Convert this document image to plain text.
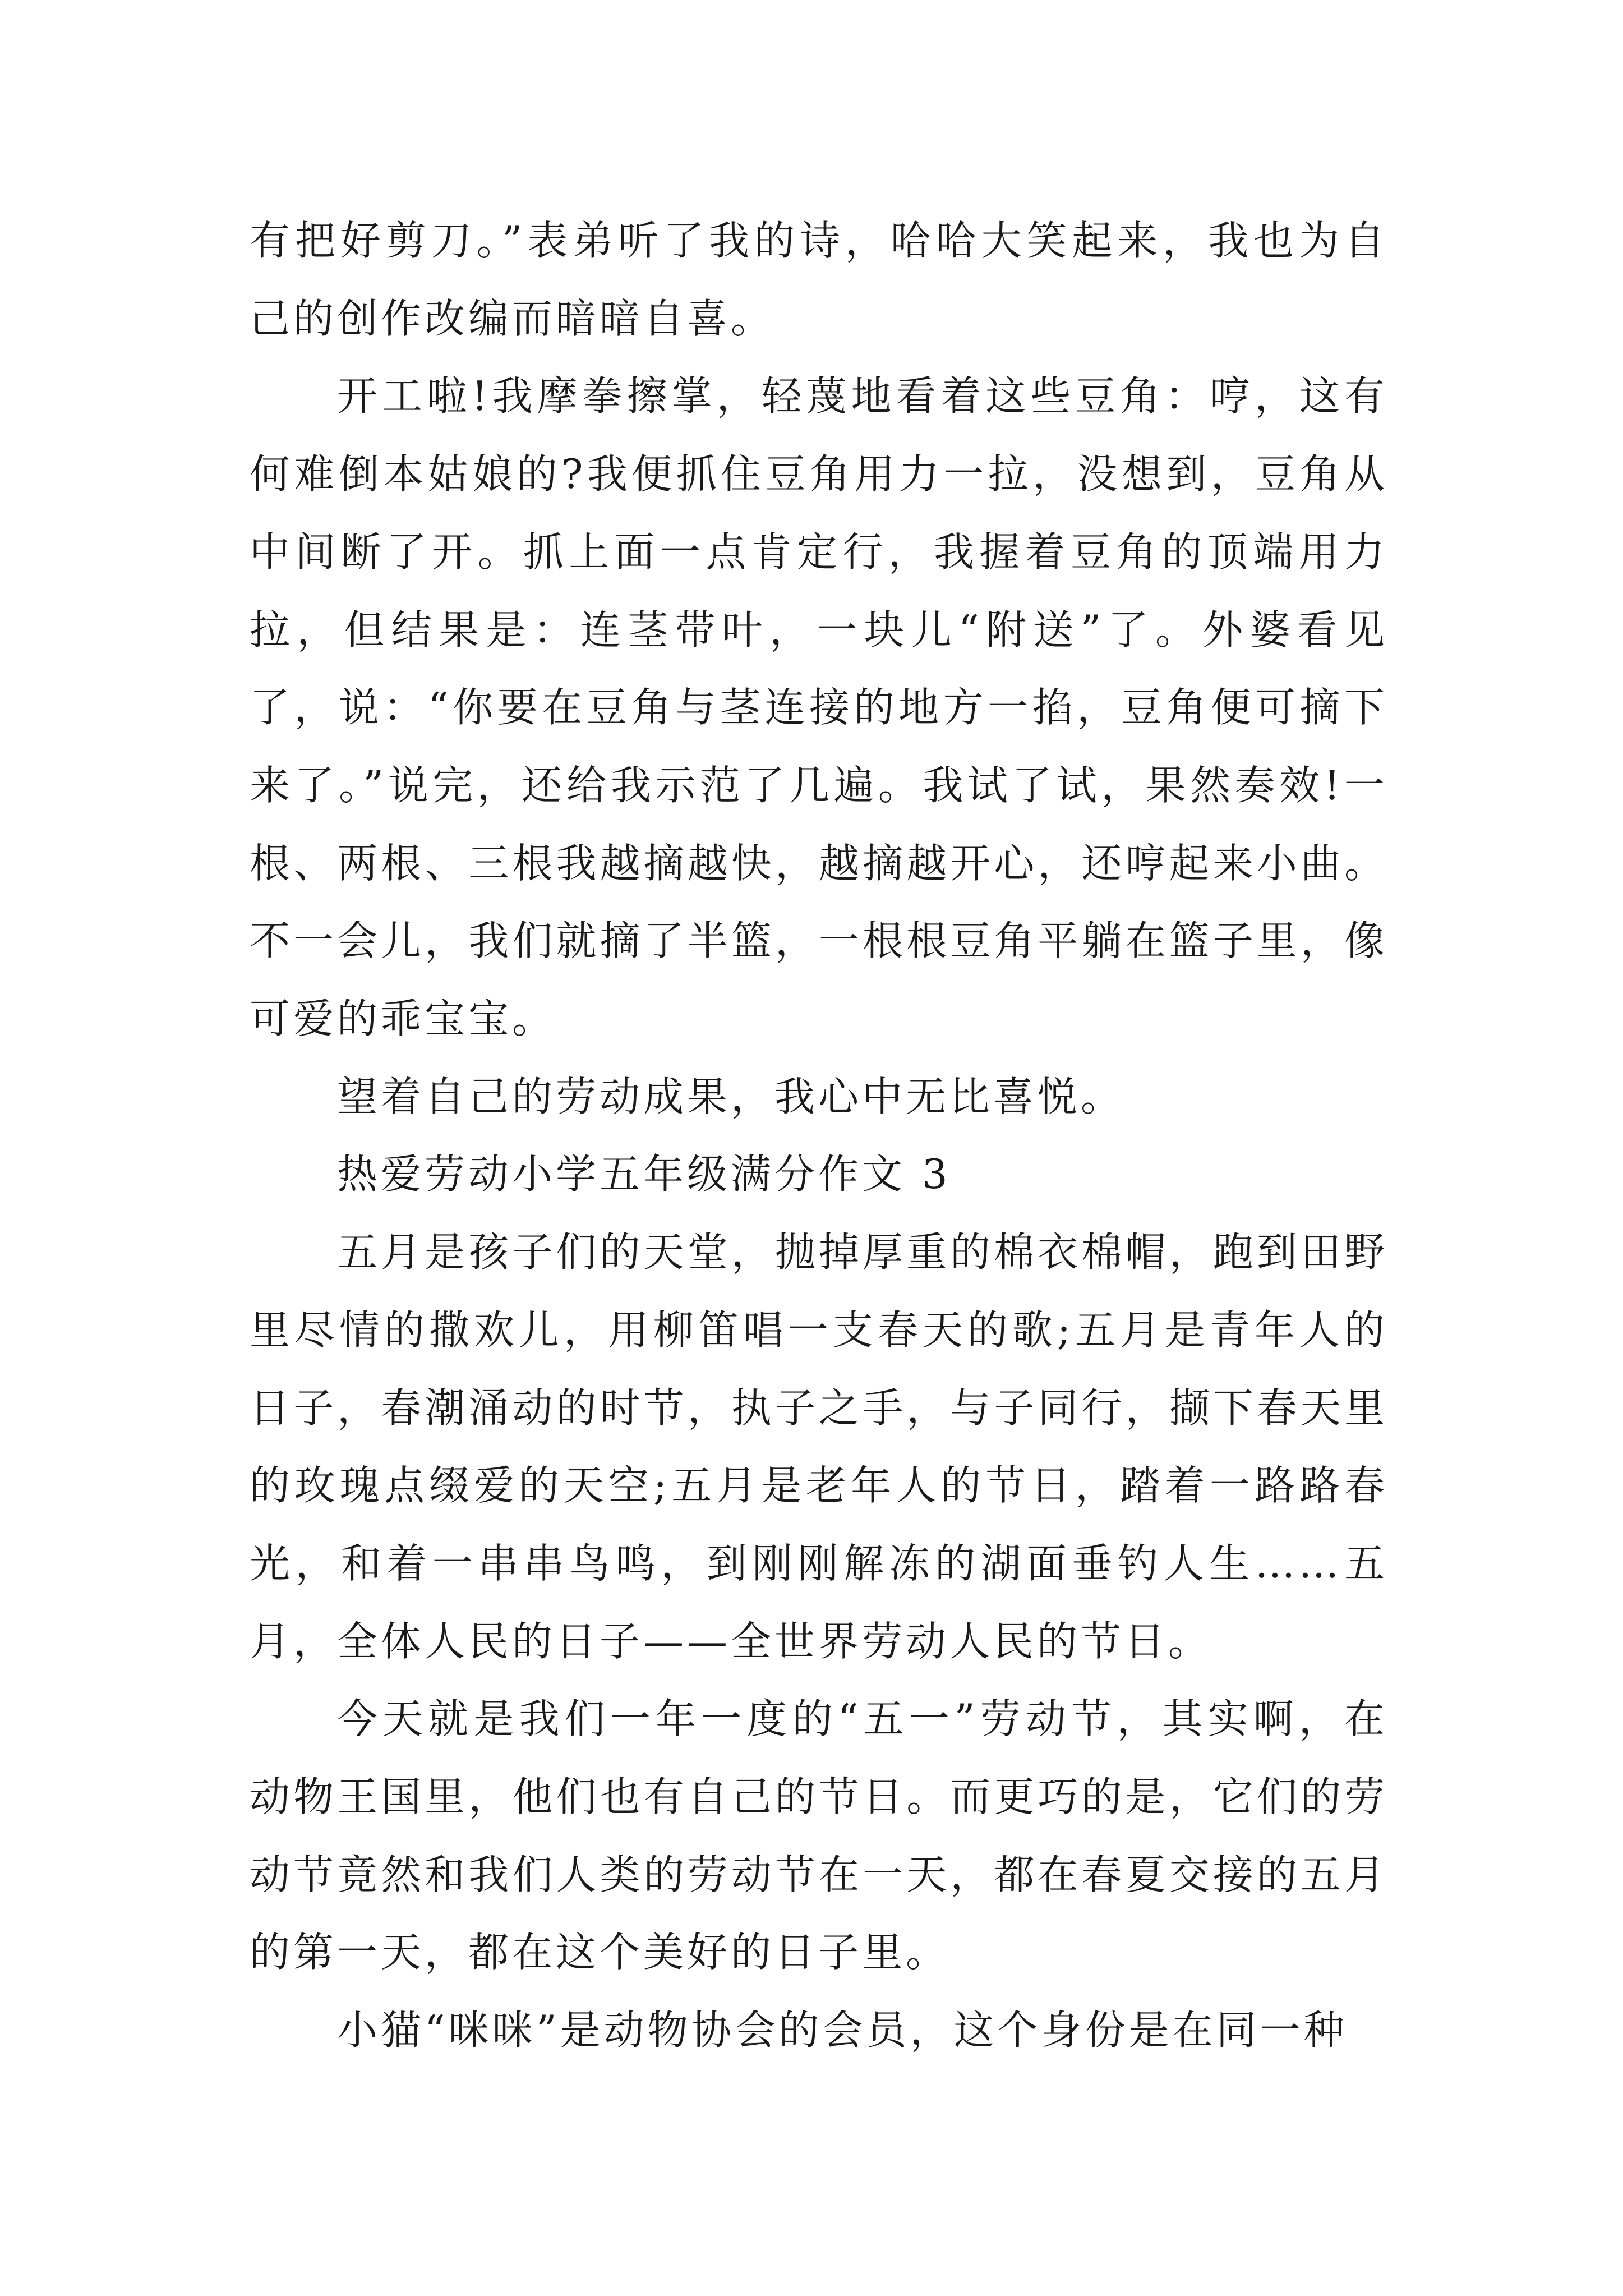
有把好剪刀。”表弟听了我的诗，哈哈大笑起来，我也为自己的创作改编而暗暗自喜。

开工啦!我摩拳擦掌，轻蔑地看着这些豆角：哼，这有何难倒本姑娘的?我便抓住豆角用力一拉，没想到，豆角从中间断了开。抓上面一点肯定行，我握着豆角的顶端用力拉，但结果是：连茎带叶，一块儿“附送”了。外婆看见了，说：“你要在豆角与茎连接的地方一掐，豆角便可摘下来了。”说完，还给我示范了几遍。我试了试，果然奏效!一根、两根、三根我越摘越快，越摘越开心，还哼起来小曲。不一会儿，我们就摘了半篮，一根根豆角平躺在篮子里，像可爱的乖宝宝。

望着自己的劳动成果，我心中无比喜悦。

热爱劳动小学五年级满分作文 3

五月是孩子们的天堂，抛掉厚重的棉衣棉帽，跑到田野里尽情的撒欢儿，用柳笛唱一支春天的歌;五月是青年人的日子，春潮涌动的时节，执子之手，与子同行，撷下春天里的玫瑰点缀爱的天空;五月是老年人的节日，踏着一路路春光，和着一串串鸟鸣，到刚刚解冻的湖面垂钓人生……五月，全体人民的日子——全世界劳动人民的节日。

今天就是我们一年一度的“五一”劳动节，其实啊，在动物王国里，他们也有自己的节日。而更巧的是，它们的劳动节竟然和我们人类的劳动节在一天，都在春夏交接的五月的第一天，都在这个美好的日子里。

小猫“咪咪”是动物协会的会员，这个身份是在同一种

####

Problem to work on:
Reproduce the material word for word, minus the images.

Result for this exercise:
Convert this document image to plain text.
有把好剪刀。”表弟听了我的诗，哈哈大笑起来，我也为自己的创作改编而暗暗自喜。

开工啦!我摩拳擦掌，轻蔑地看着这些豆角：哼，这有何难倒本姑娘的?我便抓住豆角用力一拉，没想到，豆角从中间断了开。抓上面一点肯定行，我握着豆角的顶端用力拉，但结果是：连茎带叶，一块儿“附送”了。外婆看见了，说：“你要在豆角与茎连接的地方一掐，豆角便可摘下来了。”说完，还给我示范了几遍。我试了试，果然奏效!一根、两根、三根我越摘越快，越摘越开心，还哼起来小曲。不一会儿，我们就摘了半篮，一根根豆角平躺在篮子里，像可爱的乖宝宝。

望着自己的劳动成果，我心中无比喜悦。

热爱劳动小学五年级满分作文 3

五月是孩子们的天堂，抛掉厚重的棉衣棉帽，跑到田野里尽情的撒欢儿，用柳笛唱一支春天的歌;五月是青年人的日子，春潮涌动的时节，执子之手，与子同行，撷下春天里的玫瑰点缀爱的天空;五月是老年人的节日，踏着一路路春光，和着一串串鸟鸣，到刚刚解冻的湖面垂钓人生……五月，全体人民的日子——全世界劳动人民的节日。

今天就是我们一年一度的“五一”劳动节，其实啊，在动物王国里，他们也有自己的节日。而更巧的是，它们的劳动节竟然和我们人类的劳动节在一天，都在春夏交接的五月的第一天，都在这个美好的日子里。

小猫“咪咪”是动物协会的会员，这个身份是在同一种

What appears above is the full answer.